# [What is needed]
Provide the number of lines where the word "content" occurs, and no other text.

# [Collected data entries]
------------------------------

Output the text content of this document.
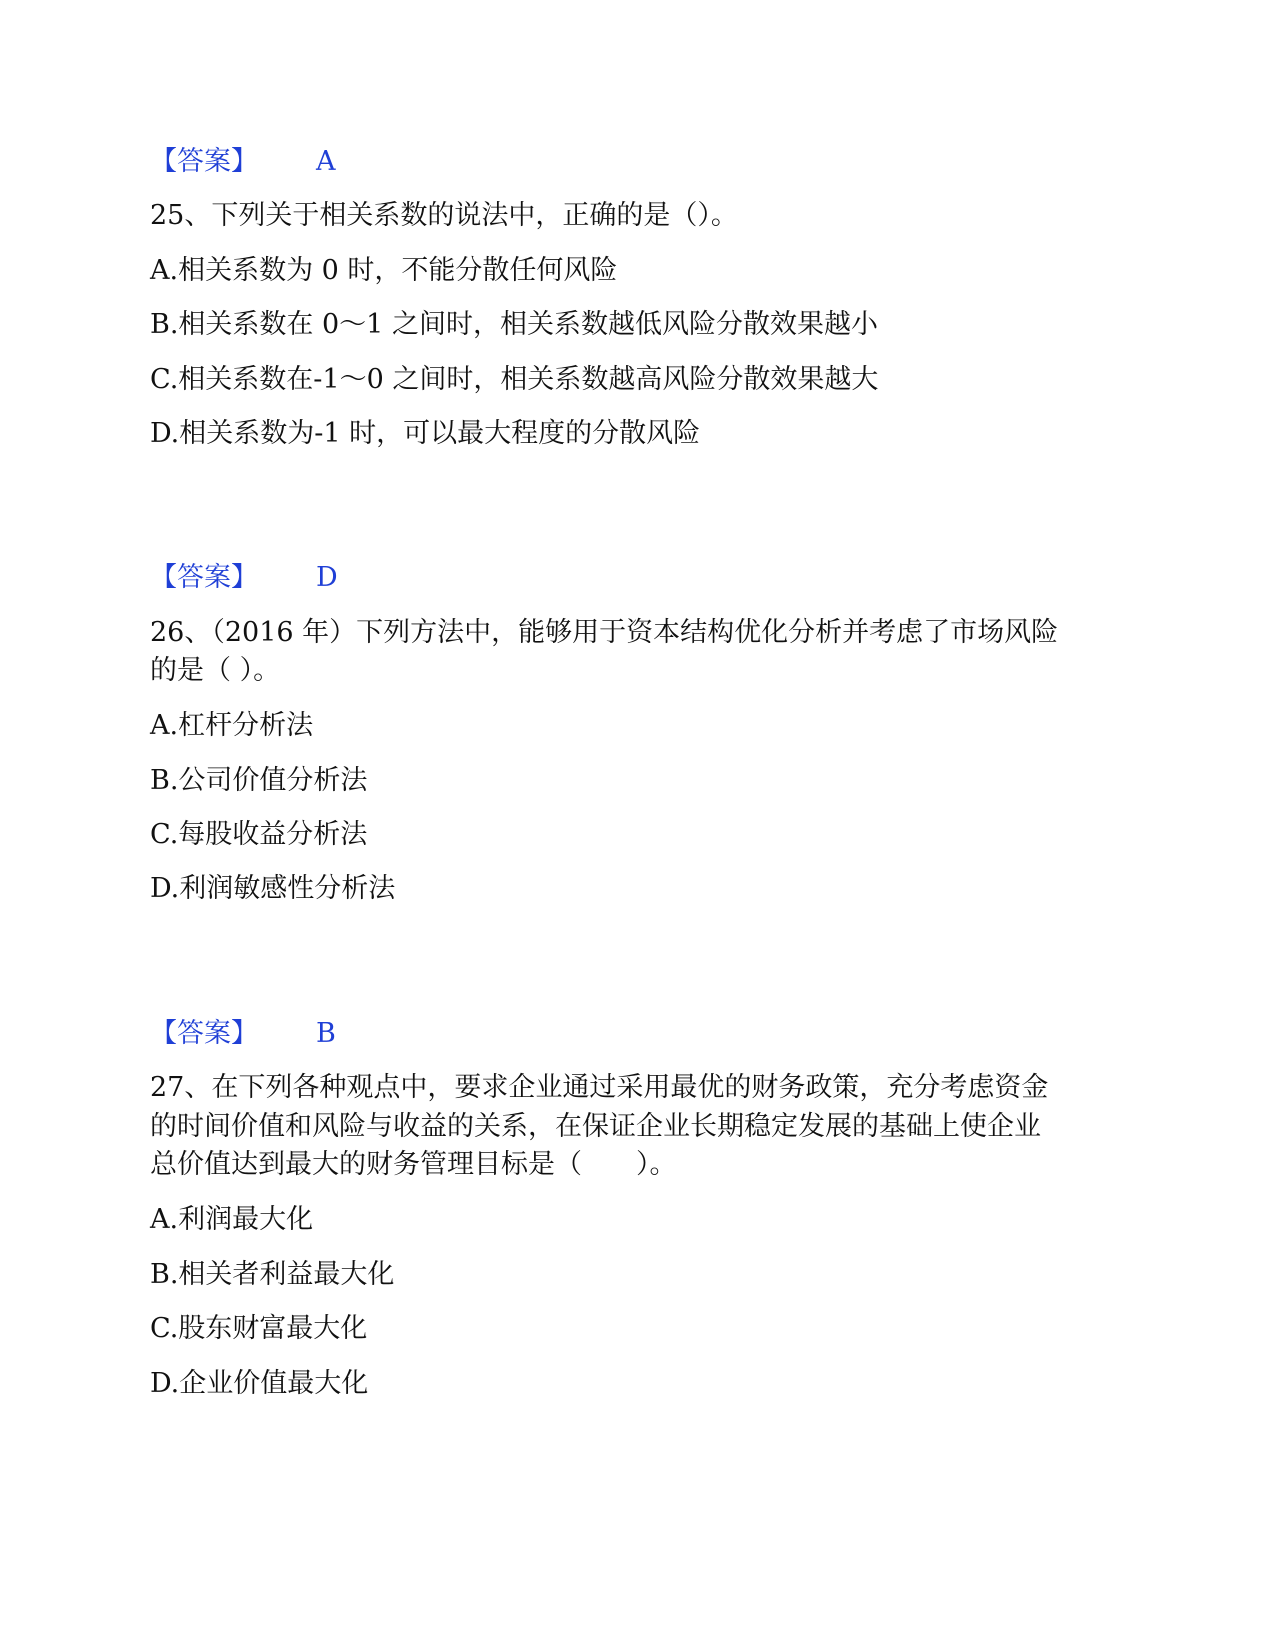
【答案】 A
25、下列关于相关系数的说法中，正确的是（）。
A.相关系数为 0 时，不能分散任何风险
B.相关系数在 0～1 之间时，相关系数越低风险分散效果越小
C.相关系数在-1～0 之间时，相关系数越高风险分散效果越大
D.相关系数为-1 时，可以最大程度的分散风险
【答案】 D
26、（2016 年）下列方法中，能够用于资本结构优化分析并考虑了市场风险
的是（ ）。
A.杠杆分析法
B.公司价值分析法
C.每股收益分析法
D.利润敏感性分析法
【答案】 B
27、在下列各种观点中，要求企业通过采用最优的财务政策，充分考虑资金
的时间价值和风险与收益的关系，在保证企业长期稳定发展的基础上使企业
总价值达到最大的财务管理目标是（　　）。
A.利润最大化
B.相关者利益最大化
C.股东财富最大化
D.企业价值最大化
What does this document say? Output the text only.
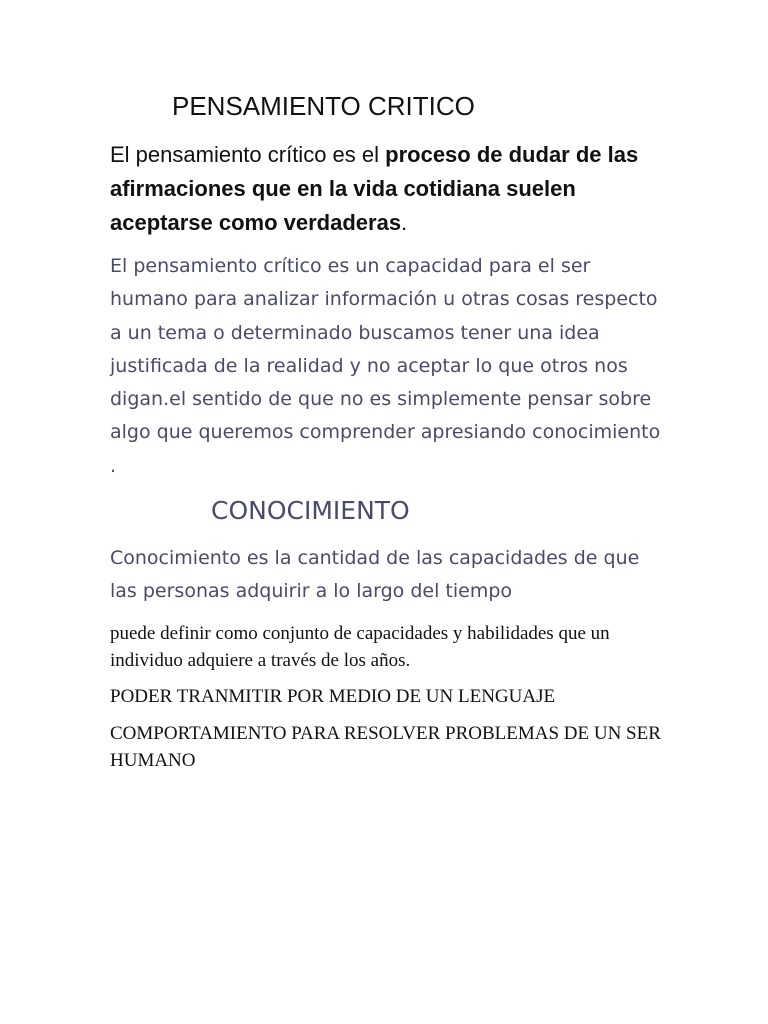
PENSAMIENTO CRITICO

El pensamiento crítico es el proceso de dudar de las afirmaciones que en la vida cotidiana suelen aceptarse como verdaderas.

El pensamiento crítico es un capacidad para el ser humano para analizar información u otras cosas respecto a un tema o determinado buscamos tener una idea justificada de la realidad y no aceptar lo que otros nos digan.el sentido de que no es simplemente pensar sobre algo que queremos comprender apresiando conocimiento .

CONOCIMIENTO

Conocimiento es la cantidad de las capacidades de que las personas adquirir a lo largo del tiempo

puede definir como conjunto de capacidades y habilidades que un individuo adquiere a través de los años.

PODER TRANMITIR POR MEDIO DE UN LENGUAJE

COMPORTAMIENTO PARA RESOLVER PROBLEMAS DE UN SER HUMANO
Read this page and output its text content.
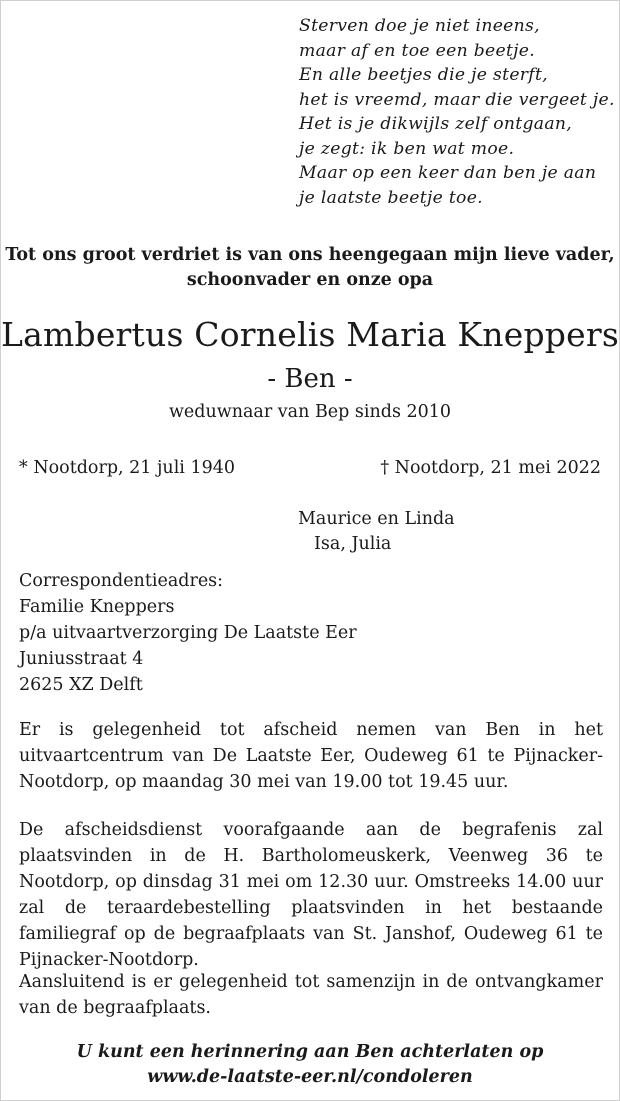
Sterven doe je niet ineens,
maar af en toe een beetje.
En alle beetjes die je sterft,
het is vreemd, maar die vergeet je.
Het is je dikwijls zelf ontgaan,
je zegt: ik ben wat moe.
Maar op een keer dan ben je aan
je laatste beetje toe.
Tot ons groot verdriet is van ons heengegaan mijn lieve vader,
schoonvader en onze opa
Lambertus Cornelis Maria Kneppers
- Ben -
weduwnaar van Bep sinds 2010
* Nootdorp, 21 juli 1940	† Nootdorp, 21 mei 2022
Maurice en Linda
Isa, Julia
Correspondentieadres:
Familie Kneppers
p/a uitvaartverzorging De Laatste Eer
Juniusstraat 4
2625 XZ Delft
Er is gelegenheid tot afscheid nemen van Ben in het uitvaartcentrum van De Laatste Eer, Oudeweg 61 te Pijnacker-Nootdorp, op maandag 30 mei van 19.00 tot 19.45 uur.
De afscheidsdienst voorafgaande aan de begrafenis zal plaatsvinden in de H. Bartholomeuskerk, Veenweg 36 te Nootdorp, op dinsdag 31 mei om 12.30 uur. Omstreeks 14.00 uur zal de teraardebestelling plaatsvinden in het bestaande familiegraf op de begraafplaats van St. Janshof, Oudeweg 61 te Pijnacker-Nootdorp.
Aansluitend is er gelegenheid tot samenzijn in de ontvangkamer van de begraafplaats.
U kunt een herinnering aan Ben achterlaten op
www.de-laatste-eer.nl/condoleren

------------------------------

# [Exercise answer]
2